Description of the task - Quote every line of the data below as it stands, omitting pictures.

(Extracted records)
[start]

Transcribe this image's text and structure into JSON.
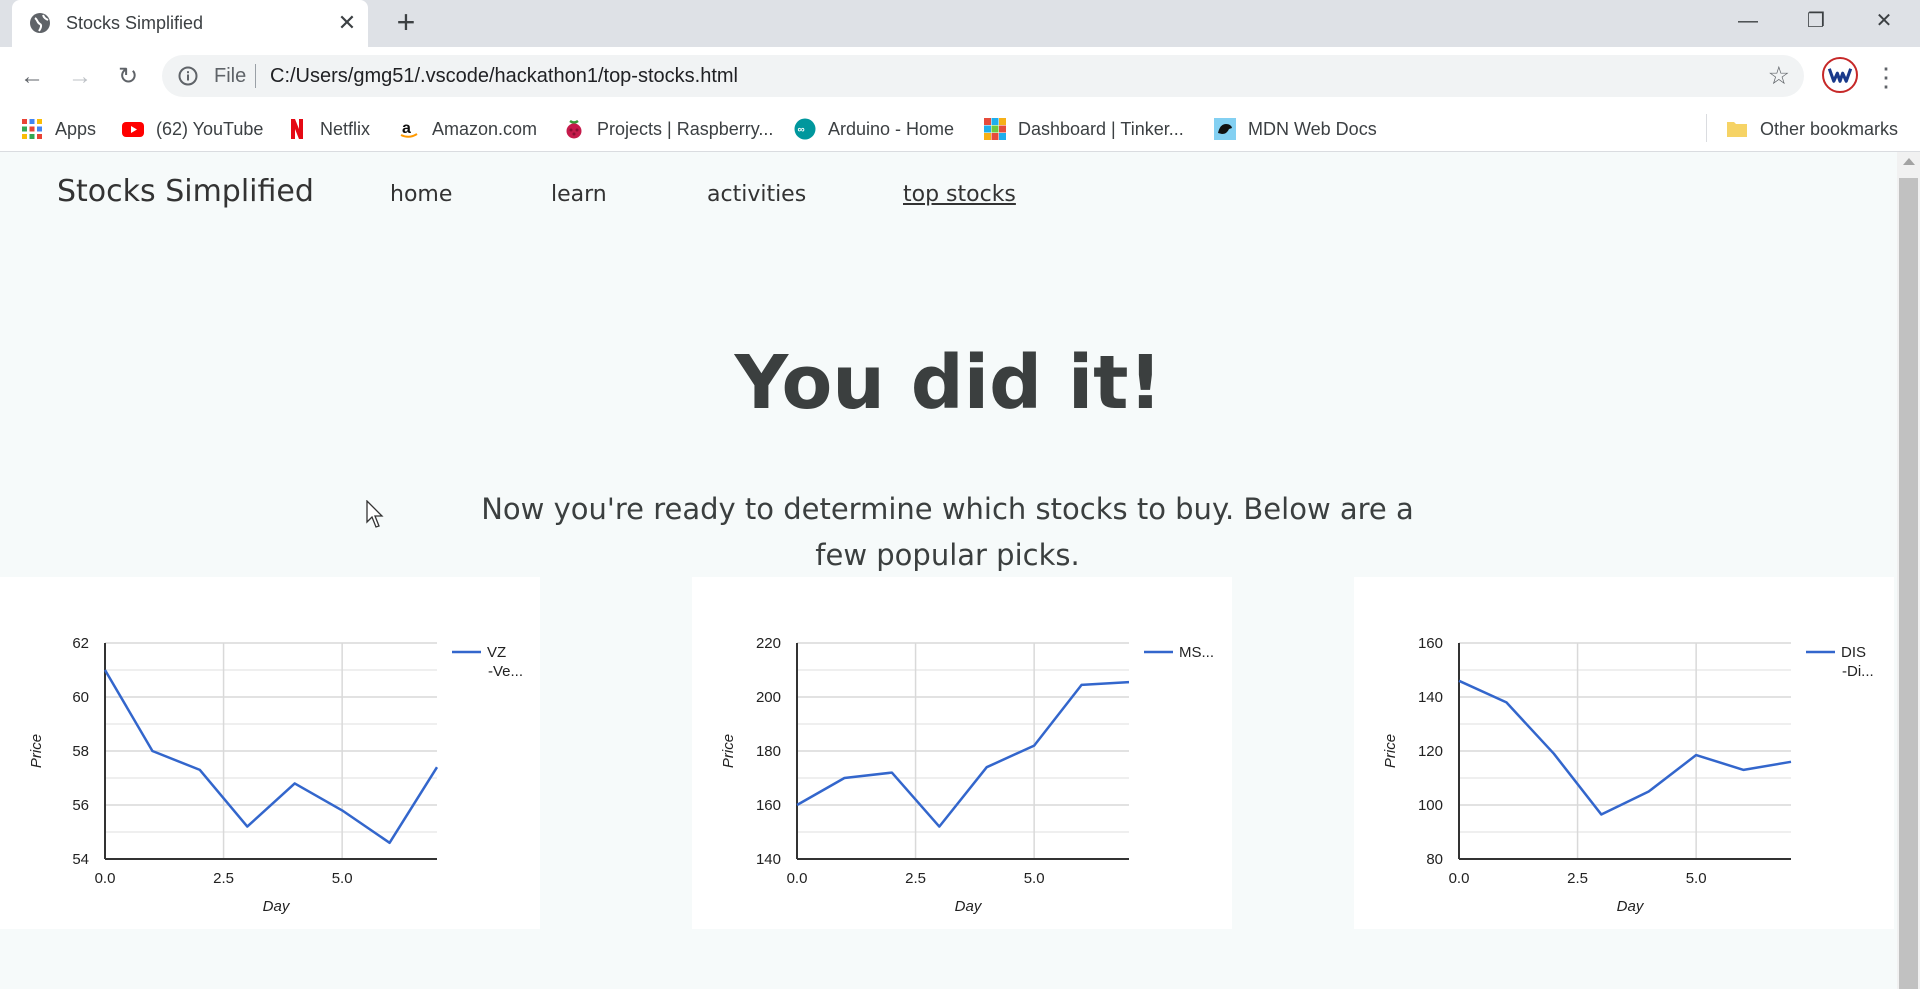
{
  "browser": {
    "tab_title": "Stocks Simplified",
    "omnibox_scheme": "File",
    "url": "C:/Users/gmg51/.vscode/hackathon1/top-stocks.html",
    "bookmarks": [
      {
        "label": "Apps",
        "icon": "apps-grid-icon"
      },
      {
        "label": "(62) YouTube",
        "icon": "youtube-icon"
      },
      {
        "label": "Netflix",
        "icon": "netflix-icon"
      },
      {
        "label": "Amazon.com",
        "icon": "amazon-icon"
      },
      {
        "label": "Projects | Raspberry...",
        "icon": "raspberry-pi-icon"
      },
      {
        "label": "Arduino - Home",
        "icon": "arduino-icon"
      },
      {
        "label": "Dashboard | Tinker...",
        "icon": "tinkercad-icon"
      },
      {
        "label": "MDN Web Docs",
        "icon": "mdn-icon"
      }
    ],
    "other_bookmarks": "Other bookmarks"
  },
  "site": {
    "brand": "Stocks Simplified",
    "nav": [
      "home",
      "learn",
      "activities",
      "top stocks"
    ],
    "active_nav": "top stocks"
  },
  "hero": {
    "title": "You did it!",
    "subtitle": "Now you're ready to determine which stocks to buy. Below are a few popular picks."
  },
  "chart_data": [
    {
      "type": "line",
      "x": [
        0,
        1,
        2,
        3,
        4,
        5,
        6,
        7
      ],
      "series": [
        {
          "name": "VZ -Ve...",
          "values": [
            61.0,
            58.0,
            57.3,
            55.2,
            56.8,
            55.8,
            54.6,
            57.4
          ],
          "color": "#3366cc"
        }
      ],
      "xlabel": "Day",
      "ylabel": "Price",
      "xlim": [
        0,
        7
      ],
      "ylim": [
        54,
        62
      ],
      "xticks": [
        "0.0",
        "2.5",
        "5.0"
      ],
      "yticks": [
        "62",
        "60",
        "58",
        "56",
        "54"
      ],
      "grid": true,
      "legend": "right"
    },
    {
      "type": "line",
      "x": [
        0,
        1,
        2,
        3,
        4,
        5,
        6,
        7
      ],
      "series": [
        {
          "name": "MS...",
          "values": [
            160,
            170,
            172,
            152,
            174,
            182,
            204.5,
            205.5
          ],
          "color": "#3366cc"
        }
      ],
      "xlabel": "Day",
      "ylabel": "Price",
      "xlim": [
        0,
        7
      ],
      "ylim": [
        140,
        220
      ],
      "xticks": [
        "0.0",
        "2.5",
        "5.0"
      ],
      "yticks": [
        "220",
        "200",
        "180",
        "160",
        "140"
      ],
      "grid": true,
      "legend": "right"
    },
    {
      "type": "line",
      "x": [
        0,
        1,
        2,
        3,
        4,
        5,
        6,
        7
      ],
      "series": [
        {
          "name": "DIS -Di...",
          "values": [
            146,
            138,
            119,
            96.5,
            105,
            118.5,
            113,
            116
          ],
          "color": "#3366cc"
        }
      ],
      "xlabel": "Day",
      "ylabel": "Price",
      "xlim": [
        0,
        7
      ],
      "ylim": [
        80,
        160
      ],
      "xticks": [
        "0.0",
        "2.5",
        "5.0"
      ],
      "yticks": [
        "160",
        "140",
        "120",
        "100",
        "80"
      ],
      "grid": true,
      "legend": "right"
    }
  ]
}
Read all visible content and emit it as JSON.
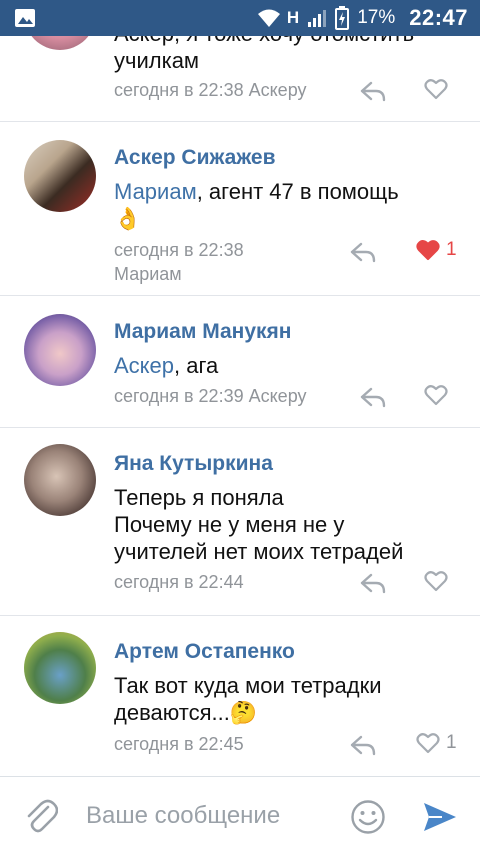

[end]

Complete output -
Transcribe this image's text and structure into JSON.
{
  "browser": {
    "tab_title": "Stocks Simplified",
    "omnibox_scheme": "File",
    "url": "C:/Users/gmg51/.vscode/hackathon1/top-stocks.html",
    "bookmarks": [
      {
        "label": "Apps",
        "icon": "apps-grid-icon"
      },
      {
        "label": "(62) YouTube",
        "icon": "youtube-icon"
      },
      {
        "label": "Netflix",
        "icon": "netflix-icon"
      },
      {
        "label": "Amazon.com",
        "icon": "amazon-icon"
      },
      {
        "label": "Projects | Raspberry...",
        "icon": "raspberry-pi-icon"
      },
      {
        "label": "Arduino - Home",
        "icon": "arduino-icon"
      },
      {
        "label": "Dashboard | Tinker...",
        "icon": "tinkercad-icon"
      },
      {
        "label": "MDN Web Docs",
        "icon": "mdn-icon"
      }
    ],
    "other_bookmarks": "Other bookmarks"
  },
  "site": {
    "brand": "Stocks Simplified",
    "nav": [
      "home",
      "learn",
      "activities",
      "top stocks"
    ],
    "active_nav": "top stocks"
  },
  "hero": {
    "title": "You did it!",
    "subtitle": "Now you're ready to determine which stocks to buy. Below are a few popular picks."
  },
  "chart_data": [
    {
      "type": "line",
      "x": [
        0,
        1,
        2,
        3,
        4,
        5,
        6,
        7
      ],
      "series": [
        {
          "name": "VZ -Ve...",
          "values": [
            61.0,
            58.0,
            57.3,
            55.2,
            56.8,
            55.8,
            54.6,
            57.4
          ],
          "color": "#3366cc"
        }
      ],
      "xlabel": "Day",
      "ylabel": "Price",
      "xlim": [
        0,
        7
      ],
      "ylim": [
        54,
        62
      ],
      "xticks": [
        "0.0",
        "2.5",
        "5.0"
      ],
      "yticks": [
        "62",
        "60",
        "58",
        "56",
        "54"
      ],
      "grid": true,
      "legend": "right"
    },
    {
      "type": "line",
      "x": [
        0,
        1,
        2,
        3,
        4,
        5,
        6,
        7
      ],
      "series": [
        {
          "name": "MS...",
          "values": [
            160,
            170,
            172,
            152,
            174,
            182,
            204.5,
            205.5
          ],
          "color": "#3366cc"
        }
      ],
      "xlabel": "Day",
      "ylabel": "Price",
      "xlim": [
        0,
        7
      ],
      "ylim": [
        140,
        220
      ],
      "xticks": [
        "0.0",
        "2.5",
        "5.0"
      ],
      "yticks": [
        "220",
        "200",
        "180",
        "160",
        "140"
      ],
      "grid": true,
      "legend": "right"
    },
    {
      "type": "line",
      "x": [
        0,
        1,
        2,
        3,
        4,
        5,
        6,
        7
      ],
      "series": [
        {
          "name": "DIS -Di...",
          "values": [
            146,
            138,
            119,
            96.5,
            105,
            118.5,
            113,
            116
          ],
          "color": "#3366cc"
        }
      ],
      "xlabel": "Day",
      "ylabel": "Price",
      "xlim": [
        0,
        7
      ],
      "ylim": [
        80,
        160
      ],
      "xticks": [
        "0.0",
        "2.5",
        "5.0"
      ],
      "yticks": [
        "160",
        "140",
        "120",
        "100",
        "80"
      ],
      "grid": true,
      "legend": "right"
    }
  ]
}
Read all visible content and emit it as JSON.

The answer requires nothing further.